• GIVEN INSTRUCTION: Copy out the data exactly, leaving the pictures behind.

• RECORDS SUPPLIED:

▶

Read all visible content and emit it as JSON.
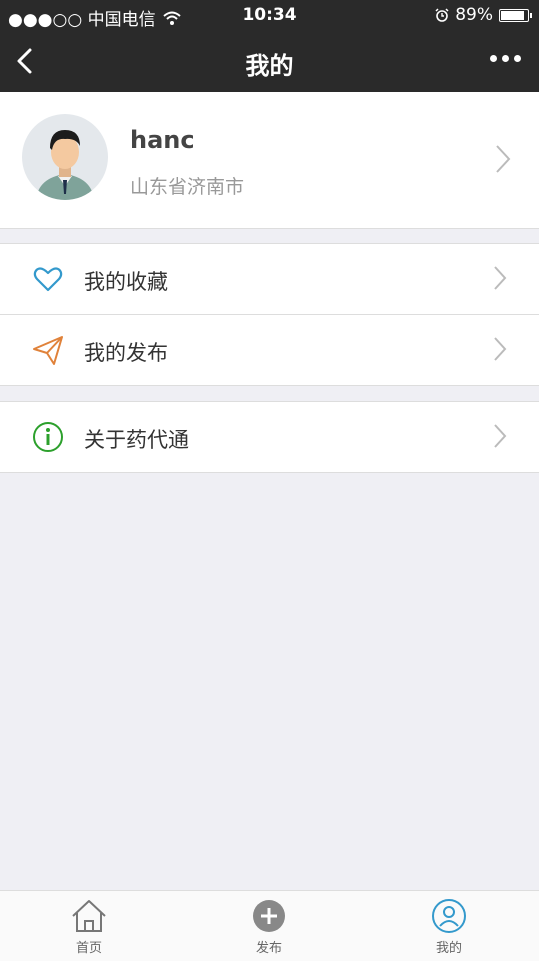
{
  "status": {
    "carrier": "●●●○○ 中国电信",
    "time": "10:34",
    "battery": "89%",
    "battery_level": 0.89
  },
  "nav": {
    "title": "我的",
    "back_icon": "chevron-left-icon",
    "more_icon": "more-dots-icon"
  },
  "profile": {
    "name": "hanc",
    "location": "山东省济南市"
  },
  "menu": {
    "favorites": "我的收藏",
    "published": "我的发布",
    "about": "关于药代通"
  },
  "tabs": {
    "home": "首页",
    "publish": "发布",
    "mine": "我的"
  },
  "colors": {
    "dark_bar": "#2a2a2a",
    "heart": "#3399cc",
    "send": "#e0823a",
    "info": "#2ca02c"
  }
}
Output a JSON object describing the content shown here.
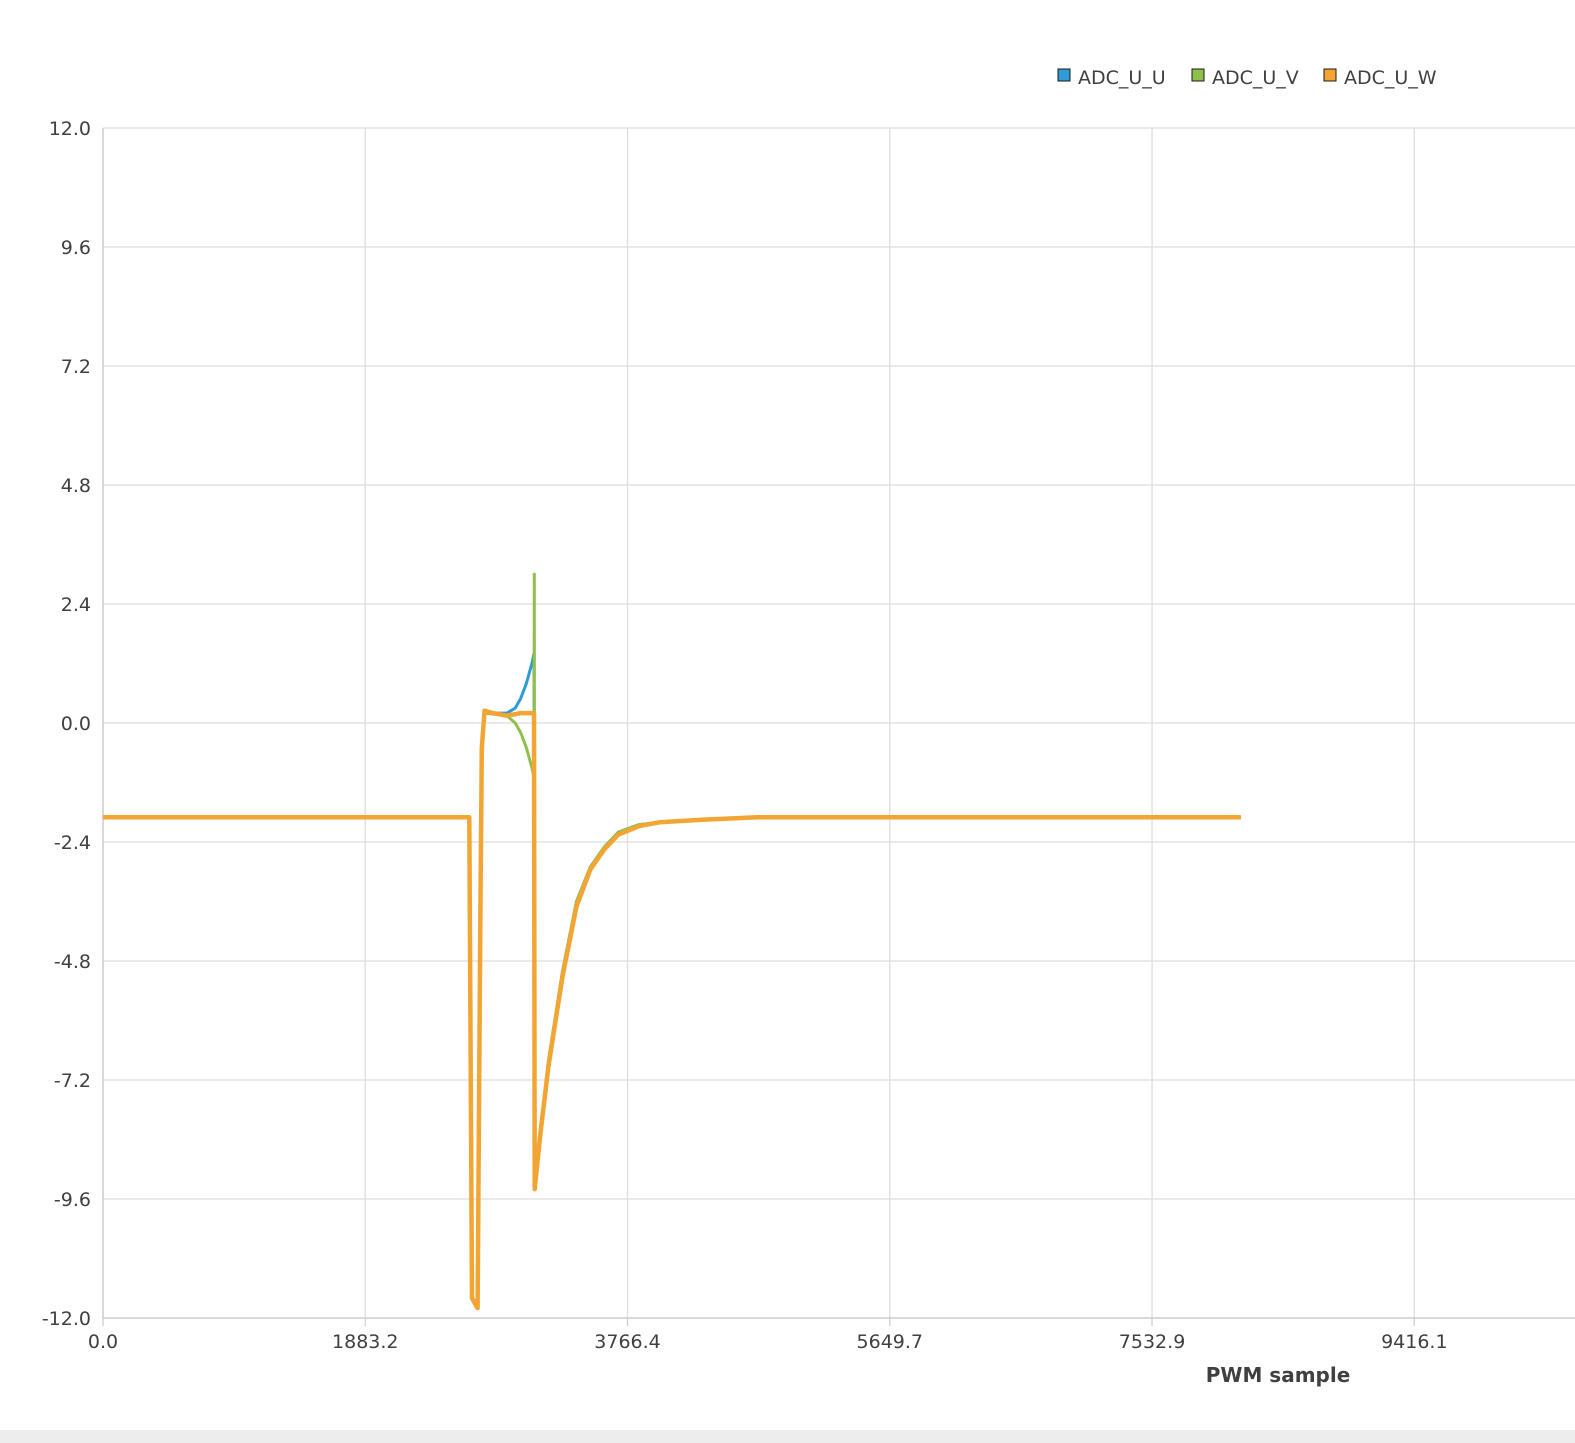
{
  "chart_data": {
    "type": "line",
    "title": "",
    "xlabel": "PWM sample",
    "ylabel": "",
    "xlim": [
      0,
      10570
    ],
    "ylim": [
      -12.0,
      12.0
    ],
    "x_ticks": [
      "0.0",
      "1883.2",
      "3766.4",
      "5649.7",
      "7532.9",
      "9416.1"
    ],
    "x_tick_values": [
      0,
      1883.2,
      3766.4,
      5649.7,
      7532.9,
      9416.1
    ],
    "y_ticks": [
      "12.0",
      "9.6",
      "7.2",
      "4.8",
      "2.4",
      "0.0",
      "-2.4",
      "-4.8",
      "-7.2",
      "-9.6",
      "-12.0"
    ],
    "y_tick_values": [
      12.0,
      9.6,
      7.2,
      4.8,
      2.4,
      0.0,
      -2.4,
      -4.8,
      -7.2,
      -9.6,
      -12.0
    ],
    "grid": true,
    "legend_position": "top-right",
    "series": [
      {
        "name": "ADC_U_U",
        "color": "#2f9bd6",
        "points": [
          [
            0,
            -1.9
          ],
          [
            2630,
            -1.9
          ],
          [
            2650,
            -11.6
          ],
          [
            2690,
            -11.7
          ],
          [
            2710,
            -3.8
          ],
          [
            2720,
            -0.5
          ],
          [
            2740,
            0.2
          ],
          [
            2900,
            0.2
          ],
          [
            2960,
            0.3
          ],
          [
            3000,
            0.5
          ],
          [
            3040,
            0.8
          ],
          [
            3080,
            1.2
          ],
          [
            3095,
            1.4
          ],
          [
            3100,
            -9.2
          ],
          [
            3140,
            -8.2
          ],
          [
            3200,
            -6.8
          ],
          [
            3300,
            -5.0
          ],
          [
            3400,
            -3.6
          ],
          [
            3500,
            -2.9
          ],
          [
            3600,
            -2.5
          ],
          [
            3700,
            -2.2
          ],
          [
            3850,
            -2.05
          ],
          [
            4000,
            -2.0
          ],
          [
            4300,
            -1.95
          ],
          [
            4700,
            -1.9
          ],
          [
            8170,
            -1.9
          ]
        ]
      },
      {
        "name": "ADC_U_V",
        "color": "#8fc04d",
        "points": [
          [
            0,
            -1.9
          ],
          [
            2630,
            -1.9
          ],
          [
            2650,
            -11.6
          ],
          [
            2690,
            -11.7
          ],
          [
            2710,
            -3.8
          ],
          [
            2720,
            -0.5
          ],
          [
            2740,
            0.2
          ],
          [
            2900,
            0.15
          ],
          [
            2960,
            0.0
          ],
          [
            3000,
            -0.2
          ],
          [
            3040,
            -0.5
          ],
          [
            3080,
            -0.9
          ],
          [
            3095,
            -1.1
          ],
          [
            3097,
            3.0
          ],
          [
            3100,
            -9.2
          ],
          [
            3140,
            -8.2
          ],
          [
            3200,
            -6.8
          ],
          [
            3300,
            -5.0
          ],
          [
            3400,
            -3.6
          ],
          [
            3500,
            -2.9
          ],
          [
            3600,
            -2.5
          ],
          [
            3700,
            -2.2
          ],
          [
            3850,
            -2.05
          ],
          [
            4000,
            -2.0
          ],
          [
            4300,
            -1.95
          ],
          [
            4700,
            -1.9
          ],
          [
            8170,
            -1.9
          ]
        ]
      },
      {
        "name": "ADC_U_W",
        "color": "#f2a532",
        "points": [
          [
            0,
            -1.9
          ],
          [
            2630,
            -1.9
          ],
          [
            2650,
            -11.6
          ],
          [
            2690,
            -11.8
          ],
          [
            2710,
            -3.8
          ],
          [
            2720,
            -0.5
          ],
          [
            2740,
            0.25
          ],
          [
            2800,
            0.2
          ],
          [
            2900,
            0.15
          ],
          [
            3000,
            0.2
          ],
          [
            3095,
            0.2
          ],
          [
            3100,
            -9.4
          ],
          [
            3140,
            -8.3
          ],
          [
            3200,
            -6.9
          ],
          [
            3300,
            -5.1
          ],
          [
            3400,
            -3.7
          ],
          [
            3500,
            -2.95
          ],
          [
            3600,
            -2.55
          ],
          [
            3700,
            -2.25
          ],
          [
            3850,
            -2.08
          ],
          [
            4000,
            -2.0
          ],
          [
            4300,
            -1.95
          ],
          [
            4700,
            -1.9
          ],
          [
            8170,
            -1.9
          ]
        ]
      }
    ]
  }
}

◀

• FULL SOLUTION:
Read all visible content and emit it as JSON.
{
  "status": {
    "carrier": "●●●○○ 中国电信",
    "time": "10:34",
    "battery": "89%",
    "battery_level": 0.89
  },
  "nav": {
    "title": "我的",
    "back_icon": "chevron-left-icon",
    "more_icon": "more-dots-icon"
  },
  "profile": {
    "name": "hanc",
    "location": "山东省济南市"
  },
  "menu": {
    "favorites": "我的收藏",
    "published": "我的发布",
    "about": "关于药代通"
  },
  "tabs": {
    "home": "首页",
    "publish": "发布",
    "mine": "我的"
  },
  "colors": {
    "dark_bar": "#2a2a2a",
    "heart": "#3399cc",
    "send": "#e0823a",
    "info": "#2ca02c"
  }
}
Output a JSON object describing the content shown here.
{
  "chart_data": {
    "type": "line",
    "title": "",
    "xlabel": "PWM sample",
    "ylabel": "",
    "xlim": [
      0,
      10570
    ],
    "ylim": [
      -12.0,
      12.0
    ],
    "x_ticks": [
      "0.0",
      "1883.2",
      "3766.4",
      "5649.7",
      "7532.9",
      "9416.1"
    ],
    "x_tick_values": [
      0,
      1883.2,
      3766.4,
      5649.7,
      7532.9,
      9416.1
    ],
    "y_ticks": [
      "12.0",
      "9.6",
      "7.2",
      "4.8",
      "2.4",
      "0.0",
      "-2.4",
      "-4.8",
      "-7.2",
      "-9.6",
      "-12.0"
    ],
    "y_tick_values": [
      12.0,
      9.6,
      7.2,
      4.8,
      2.4,
      0.0,
      -2.4,
      -4.8,
      -7.2,
      -9.6,
      -12.0
    ],
    "grid": true,
    "legend_position": "top-right",
    "series": [
      {
        "name": "ADC_U_U",
        "color": "#2f9bd6",
        "points": [
          [
            0,
            -1.9
          ],
          [
            2630,
            -1.9
          ],
          [
            2650,
            -11.6
          ],
          [
            2690,
            -11.7
          ],
          [
            2710,
            -3.8
          ],
          [
            2720,
            -0.5
          ],
          [
            2740,
            0.2
          ],
          [
            2900,
            0.2
          ],
          [
            2960,
            0.3
          ],
          [
            3000,
            0.5
          ],
          [
            3040,
            0.8
          ],
          [
            3080,
            1.2
          ],
          [
            3095,
            1.4
          ],
          [
            3100,
            -9.2
          ],
          [
            3140,
            -8.2
          ],
          [
            3200,
            -6.8
          ],
          [
            3300,
            -5.0
          ],
          [
            3400,
            -3.6
          ],
          [
            3500,
            -2.9
          ],
          [
            3600,
            -2.5
          ],
          [
            3700,
            -2.2
          ],
          [
            3850,
            -2.05
          ],
          [
            4000,
            -2.0
          ],
          [
            4300,
            -1.95
          ],
          [
            4700,
            -1.9
          ],
          [
            8170,
            -1.9
          ]
        ]
      },
      {
        "name": "ADC_U_V",
        "color": "#8fc04d",
        "points": [
          [
            0,
            -1.9
          ],
          [
            2630,
            -1.9
          ],
          [
            2650,
            -11.6
          ],
          [
            2690,
            -11.7
          ],
          [
            2710,
            -3.8
          ],
          [
            2720,
            -0.5
          ],
          [
            2740,
            0.2
          ],
          [
            2900,
            0.15
          ],
          [
            2960,
            0.0
          ],
          [
            3000,
            -0.2
          ],
          [
            3040,
            -0.5
          ],
          [
            3080,
            -0.9
          ],
          [
            3095,
            -1.1
          ],
          [
            3097,
            3.0
          ],
          [
            3100,
            -9.2
          ],
          [
            3140,
            -8.2
          ],
          [
            3200,
            -6.8
          ],
          [
            3300,
            -5.0
          ],
          [
            3400,
            -3.6
          ],
          [
            3500,
            -2.9
          ],
          [
            3600,
            -2.5
          ],
          [
            3700,
            -2.2
          ],
          [
            3850,
            -2.05
          ],
          [
            4000,
            -2.0
          ],
          [
            4300,
            -1.95
          ],
          [
            4700,
            -1.9
          ],
          [
            8170,
            -1.9
          ]
        ]
      },
      {
        "name": "ADC_U_W",
        "color": "#f2a532",
        "points": [
          [
            0,
            -1.9
          ],
          [
            2630,
            -1.9
          ],
          [
            2650,
            -11.6
          ],
          [
            2690,
            -11.8
          ],
          [
            2710,
            -3.8
          ],
          [
            2720,
            -0.5
          ],
          [
            2740,
            0.25
          ],
          [
            2800,
            0.2
          ],
          [
            2900,
            0.15
          ],
          [
            3000,
            0.2
          ],
          [
            3095,
            0.2
          ],
          [
            3100,
            -9.4
          ],
          [
            3140,
            -8.3
          ],
          [
            3200,
            -6.9
          ],
          [
            3300,
            -5.1
          ],
          [
            3400,
            -3.7
          ],
          [
            3500,
            -2.95
          ],
          [
            3600,
            -2.55
          ],
          [
            3700,
            -2.25
          ],
          [
            3850,
            -2.08
          ],
          [
            4000,
            -2.0
          ],
          [
            4300,
            -1.95
          ],
          [
            4700,
            -1.9
          ],
          [
            8170,
            -1.9
          ]
        ]
      }
    ]
  }
}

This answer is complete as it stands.